## begin PAGE
Table 3. Top Four U.S. Export Markets, 1992

Country U.S. Exports
($ Mil.)
Top Three
U.S. Agricultural Export Categories (a)
Japan 9,268 Meats, Feeds, Oilseeds
European Union (EC-12) 6,774 Oilseeds, Feeds, Fruit
Canada 5,504 Vegetables, Fruit, Meats
Mexico 4,513 Meats, Oilseeds, Feeds

(a) Includes some items that have been further processed and byproducts. Meats include poultry; Feeds include feed grains, products and fodders; Fruit includes juices and nuts.

Source: “Foreign Agricultural Trade of the United States:Calendar Year 1994 Supplement”, Economic Research Service, U.S. Department of Agriculture, June 1994.

The LCDs also are major suppliers of U.S. imports, accounting for more than half of the total. Some of these imports are tropical products not produced in the U.S., but many are products that do compete directly with U.S. goods. However, trade is a two-way street and customers for U.S. exports must be able to earn U.S. dollars by selling their products–both agricultural and industrial–in world markets. Protectionist domestic policies that deny access to U.S. markets may also deny foreign countries the opportunity to earn the foreign exchange necessary to buy U.S. products.

Table 4. U.S. Agricultural Trade with Developed and Developing Countries, 1994

Countries Exports ($ Bil.) Imports ($ Bil.)
## end PAGE
## begin SUPPLIED RECORDS
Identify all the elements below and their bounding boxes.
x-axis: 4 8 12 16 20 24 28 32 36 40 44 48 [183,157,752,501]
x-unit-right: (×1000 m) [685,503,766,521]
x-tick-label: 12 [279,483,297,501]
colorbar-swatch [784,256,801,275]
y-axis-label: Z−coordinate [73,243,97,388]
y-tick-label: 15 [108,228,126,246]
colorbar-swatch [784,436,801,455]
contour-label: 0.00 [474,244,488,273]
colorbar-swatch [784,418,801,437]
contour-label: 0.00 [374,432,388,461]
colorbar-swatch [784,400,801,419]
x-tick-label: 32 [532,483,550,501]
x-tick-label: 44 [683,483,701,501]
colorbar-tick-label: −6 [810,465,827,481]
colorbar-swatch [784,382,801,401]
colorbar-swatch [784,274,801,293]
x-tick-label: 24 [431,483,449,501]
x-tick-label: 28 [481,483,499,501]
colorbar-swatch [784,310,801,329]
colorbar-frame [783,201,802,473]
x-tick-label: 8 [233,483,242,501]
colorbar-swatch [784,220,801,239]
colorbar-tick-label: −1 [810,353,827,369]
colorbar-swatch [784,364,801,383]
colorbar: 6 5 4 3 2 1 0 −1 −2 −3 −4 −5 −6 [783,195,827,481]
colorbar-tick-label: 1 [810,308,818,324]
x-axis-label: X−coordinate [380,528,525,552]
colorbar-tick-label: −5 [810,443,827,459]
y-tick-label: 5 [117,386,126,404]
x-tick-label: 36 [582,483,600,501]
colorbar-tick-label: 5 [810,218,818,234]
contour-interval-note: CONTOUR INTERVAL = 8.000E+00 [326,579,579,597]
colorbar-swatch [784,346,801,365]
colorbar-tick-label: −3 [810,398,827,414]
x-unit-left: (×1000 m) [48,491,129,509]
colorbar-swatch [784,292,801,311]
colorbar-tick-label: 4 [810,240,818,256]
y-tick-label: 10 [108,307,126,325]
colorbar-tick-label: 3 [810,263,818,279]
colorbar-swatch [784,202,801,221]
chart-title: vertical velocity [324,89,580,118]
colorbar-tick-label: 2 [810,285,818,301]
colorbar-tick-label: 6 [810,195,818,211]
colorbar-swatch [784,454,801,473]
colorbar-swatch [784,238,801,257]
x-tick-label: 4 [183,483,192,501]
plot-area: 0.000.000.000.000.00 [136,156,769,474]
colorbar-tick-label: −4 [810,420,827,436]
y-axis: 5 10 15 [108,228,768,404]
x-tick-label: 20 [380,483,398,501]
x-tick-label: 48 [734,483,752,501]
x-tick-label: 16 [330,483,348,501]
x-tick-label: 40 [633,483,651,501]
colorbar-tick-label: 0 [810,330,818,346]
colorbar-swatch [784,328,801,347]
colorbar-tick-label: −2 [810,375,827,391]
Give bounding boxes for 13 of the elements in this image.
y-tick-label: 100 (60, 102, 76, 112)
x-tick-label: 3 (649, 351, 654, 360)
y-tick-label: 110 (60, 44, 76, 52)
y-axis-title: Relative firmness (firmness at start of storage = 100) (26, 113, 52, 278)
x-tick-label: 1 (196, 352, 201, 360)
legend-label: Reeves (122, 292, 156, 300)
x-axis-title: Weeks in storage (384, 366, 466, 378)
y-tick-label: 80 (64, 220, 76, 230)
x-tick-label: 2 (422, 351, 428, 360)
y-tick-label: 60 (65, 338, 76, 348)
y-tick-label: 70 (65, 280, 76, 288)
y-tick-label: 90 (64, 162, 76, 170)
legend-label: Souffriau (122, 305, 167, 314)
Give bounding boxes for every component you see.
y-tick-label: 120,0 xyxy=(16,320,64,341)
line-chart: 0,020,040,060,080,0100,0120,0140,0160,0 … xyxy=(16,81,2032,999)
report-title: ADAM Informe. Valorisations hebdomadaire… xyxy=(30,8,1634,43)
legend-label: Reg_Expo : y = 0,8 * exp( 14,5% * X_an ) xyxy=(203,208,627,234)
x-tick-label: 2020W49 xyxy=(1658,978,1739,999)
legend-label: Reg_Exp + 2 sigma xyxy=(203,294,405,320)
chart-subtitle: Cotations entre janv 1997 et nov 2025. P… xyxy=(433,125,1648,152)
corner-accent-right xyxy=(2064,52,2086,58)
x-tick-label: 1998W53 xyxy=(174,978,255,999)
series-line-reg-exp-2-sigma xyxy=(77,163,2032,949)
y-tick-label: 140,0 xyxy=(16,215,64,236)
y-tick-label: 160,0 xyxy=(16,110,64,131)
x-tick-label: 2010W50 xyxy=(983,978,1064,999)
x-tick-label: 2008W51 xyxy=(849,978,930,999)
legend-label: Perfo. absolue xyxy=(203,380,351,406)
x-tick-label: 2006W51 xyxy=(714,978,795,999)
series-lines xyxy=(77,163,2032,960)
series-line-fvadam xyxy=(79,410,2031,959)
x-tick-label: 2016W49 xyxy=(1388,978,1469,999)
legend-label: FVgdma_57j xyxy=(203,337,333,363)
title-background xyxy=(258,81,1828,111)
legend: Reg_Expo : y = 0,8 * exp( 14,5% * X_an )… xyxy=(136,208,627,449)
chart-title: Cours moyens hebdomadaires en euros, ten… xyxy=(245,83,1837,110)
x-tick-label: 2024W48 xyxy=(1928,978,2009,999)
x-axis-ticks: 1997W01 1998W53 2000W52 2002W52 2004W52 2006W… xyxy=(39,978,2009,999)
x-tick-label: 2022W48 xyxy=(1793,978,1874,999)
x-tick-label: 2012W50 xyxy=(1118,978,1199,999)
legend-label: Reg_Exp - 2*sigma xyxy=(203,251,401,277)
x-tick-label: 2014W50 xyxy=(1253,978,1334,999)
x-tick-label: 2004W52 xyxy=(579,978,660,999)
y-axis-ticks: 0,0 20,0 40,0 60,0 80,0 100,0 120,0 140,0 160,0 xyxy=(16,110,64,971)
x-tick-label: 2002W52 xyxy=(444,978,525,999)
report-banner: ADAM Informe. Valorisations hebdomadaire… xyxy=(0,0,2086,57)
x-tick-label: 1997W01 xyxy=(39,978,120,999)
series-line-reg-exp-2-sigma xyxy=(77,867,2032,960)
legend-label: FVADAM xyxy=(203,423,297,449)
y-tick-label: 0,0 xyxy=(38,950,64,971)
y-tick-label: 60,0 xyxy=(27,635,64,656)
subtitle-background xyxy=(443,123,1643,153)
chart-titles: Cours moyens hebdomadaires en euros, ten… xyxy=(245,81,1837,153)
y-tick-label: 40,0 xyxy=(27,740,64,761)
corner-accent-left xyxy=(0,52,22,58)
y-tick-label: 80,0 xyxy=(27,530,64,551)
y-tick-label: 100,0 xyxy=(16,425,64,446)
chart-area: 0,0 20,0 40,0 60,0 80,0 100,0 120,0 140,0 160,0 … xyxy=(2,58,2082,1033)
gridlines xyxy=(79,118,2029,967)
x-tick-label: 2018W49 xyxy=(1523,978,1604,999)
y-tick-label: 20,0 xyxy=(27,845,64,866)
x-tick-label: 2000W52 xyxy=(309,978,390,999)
## end SUPPLIED RECORDS
### GIVEN REQUEST
Continue the text on U.S. agricultural trade from the point where it stops.

### RESULT OF THIS EXERCISE
Developed 23.2 12.9
Developing 20.4 13.4
Other 0.0 0.5

Source: “Foreign Agricultural Trade of the United States:Calendar Year 1994 Supplement”, Economic Research Service, U.S. Department of Agriculture, June 1994.

The South’s Stake in World Trade

United States’ agriculture is becoming more trade oriented and more sensitive to trade issues. For southern agriculture this is nothing new; agriculture in the South has its roots in world trade. During colonial days, southern farmers and plantation owners, unlike their counterparts in the North, relied largely on agricultural export markets for their livelihood. Consequently, during the early days of the Republic, most southern political leaders advocated free trade. The North, more oriented toward manufacturing, pushed for protectionism to shield its industrial base from foreign competition.

These conflicts had an impact on US trade policies. During the last 200 years, depending on the prevailing political and economic environment, the United States has vacillated between protectionism and the pursuit of free and open world markets.

Such conflicts contributed to the Civil War and have persisted into the 20th century. In “Red Hills and Cotton: An Upcountry Memory”, Ben Robertson vividly depicts the impact of government action at the outset of the depression era on world markets and on southern farmers:

“In our valley our Uncle Tom made speeches about the Hawley-Smoot tariff–it would ruin us. All over the world, governments were retaliating against this tariff. Governments, at any cost, were attempting to free themselves of America and its system of tariffs. In India, in Turkestan, in the Egyptian Sudan, in the Kenya Colony,
in Brazil, in Queensland, in Peru, farmers were growing more cotton and still more cotton. Whether we liked it
or not, we could not depend solely on cotton much longer. We would have to diversify our agriculture
to grow our own grain, raise our own hay, keep dairy cows.”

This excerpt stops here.